*** Data in this exercise

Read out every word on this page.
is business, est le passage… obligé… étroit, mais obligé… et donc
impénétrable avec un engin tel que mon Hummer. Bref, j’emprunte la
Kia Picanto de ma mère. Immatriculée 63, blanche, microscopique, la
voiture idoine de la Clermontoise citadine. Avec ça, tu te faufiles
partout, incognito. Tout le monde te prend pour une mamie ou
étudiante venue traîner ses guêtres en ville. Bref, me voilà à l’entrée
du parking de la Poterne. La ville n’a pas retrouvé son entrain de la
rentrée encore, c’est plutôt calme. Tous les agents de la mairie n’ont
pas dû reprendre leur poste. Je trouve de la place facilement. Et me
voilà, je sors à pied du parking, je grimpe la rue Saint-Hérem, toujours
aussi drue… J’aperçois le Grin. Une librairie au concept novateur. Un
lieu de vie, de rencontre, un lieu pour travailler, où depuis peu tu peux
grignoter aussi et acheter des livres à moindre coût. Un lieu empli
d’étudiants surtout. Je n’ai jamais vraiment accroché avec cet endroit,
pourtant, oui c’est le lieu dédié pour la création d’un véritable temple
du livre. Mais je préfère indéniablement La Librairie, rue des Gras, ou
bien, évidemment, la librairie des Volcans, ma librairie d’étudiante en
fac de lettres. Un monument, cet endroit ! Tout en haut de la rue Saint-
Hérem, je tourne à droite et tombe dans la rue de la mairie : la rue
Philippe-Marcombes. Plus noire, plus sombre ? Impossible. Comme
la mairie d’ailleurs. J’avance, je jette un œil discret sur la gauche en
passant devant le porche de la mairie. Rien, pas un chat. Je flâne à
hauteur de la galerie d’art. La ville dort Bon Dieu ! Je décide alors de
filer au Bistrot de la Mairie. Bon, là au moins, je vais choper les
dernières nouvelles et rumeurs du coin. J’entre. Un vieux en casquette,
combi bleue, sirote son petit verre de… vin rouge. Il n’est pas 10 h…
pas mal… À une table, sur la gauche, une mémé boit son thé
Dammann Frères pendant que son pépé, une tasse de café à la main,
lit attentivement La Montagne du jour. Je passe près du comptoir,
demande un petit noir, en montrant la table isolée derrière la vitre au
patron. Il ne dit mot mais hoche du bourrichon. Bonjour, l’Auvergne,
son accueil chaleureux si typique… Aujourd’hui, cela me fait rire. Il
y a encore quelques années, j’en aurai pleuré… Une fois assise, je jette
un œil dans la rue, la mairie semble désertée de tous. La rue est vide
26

******

§ Your objective
Each record above should be repeated exactly as it appears.

§ Result
Read out every word on this page.
is business, est le passage… obligé… étroit, mais obligé… et donc
impénétrable avec un engin tel que mon Hummer. Bref, j’emprunte la
Kia Picanto de ma mère. Immatriculée 63, blanche, microscopique, la
voiture idoine de la Clermontoise citadine. Avec ça, tu te faufiles
partout, incognito. Tout le monde te prend pour une mamie ou
étudiante venue traîner ses guêtres en ville. Bref, me voilà à l’entrée
du parking de la Poterne. La ville n’a pas retrouvé son entrain de la
rentrée encore, c’est plutôt calme. Tous les agents de la mairie n’ont
pas dû reprendre leur poste. Je trouve de la place facilement. Et me
voilà, je sors à pied du parking, je grimpe la rue Saint-Hérem, toujours
aussi drue… J’aperçois le Grin. Une librairie au concept novateur. Un
lieu de vie, de rencontre, un lieu pour travailler, où depuis peu tu peux
grignoter aussi et acheter des livres à moindre coût. Un lieu empli
d’étudiants surtout. Je n’ai jamais vraiment accroché avec cet endroit,
pourtant, oui c’est le lieu dédié pour la création d’un véritable temple
du livre. Mais je préfère indéniablement La Librairie, rue des Gras, ou
bien, évidemment, la librairie des Volcans, ma librairie d’étudiante en
fac de lettres. Un monument, cet endroit ! Tout en haut de la rue Saint-
Hérem, je tourne à droite et tombe dans la rue de la mairie : la rue
Philippe-Marcombes. Plus noire, plus sombre ? Impossible. Comme
la mairie d’ailleurs. J’avance, je jette un œil discret sur la gauche en
passant devant le porche de la mairie. Rien, pas un chat. Je flâne à
hauteur de la galerie d’art. La ville dort Bon Dieu ! Je décide alors de
filer au Bistrot de la Mairie. Bon, là au moins, je vais choper les
dernières nouvelles et rumeurs du coin. J’entre. Un vieux en casquette,
combi bleue, sirote son petit verre de… vin rouge. Il n’est pas 10 h…
pas mal… À une table, sur la gauche, une mémé boit son thé
Dammann Frères pendant que son pépé, une tasse de café à la main,
lit attentivement La Montagne du jour. Je passe près du comptoir,
demande un petit noir, en montrant la table isolée derrière la vitre au
patron. Il ne dit mot mais hoche du bourrichon. Bonjour, l’Auvergne,
son accueil chaleureux si typique… Aujourd’hui, cela me fait rire. Il
y a encore quelques années, j’en aurai pleuré… Une fois assise, je jette
un œil dans la rue, la mairie semble désertée de tous. La rue est vide
26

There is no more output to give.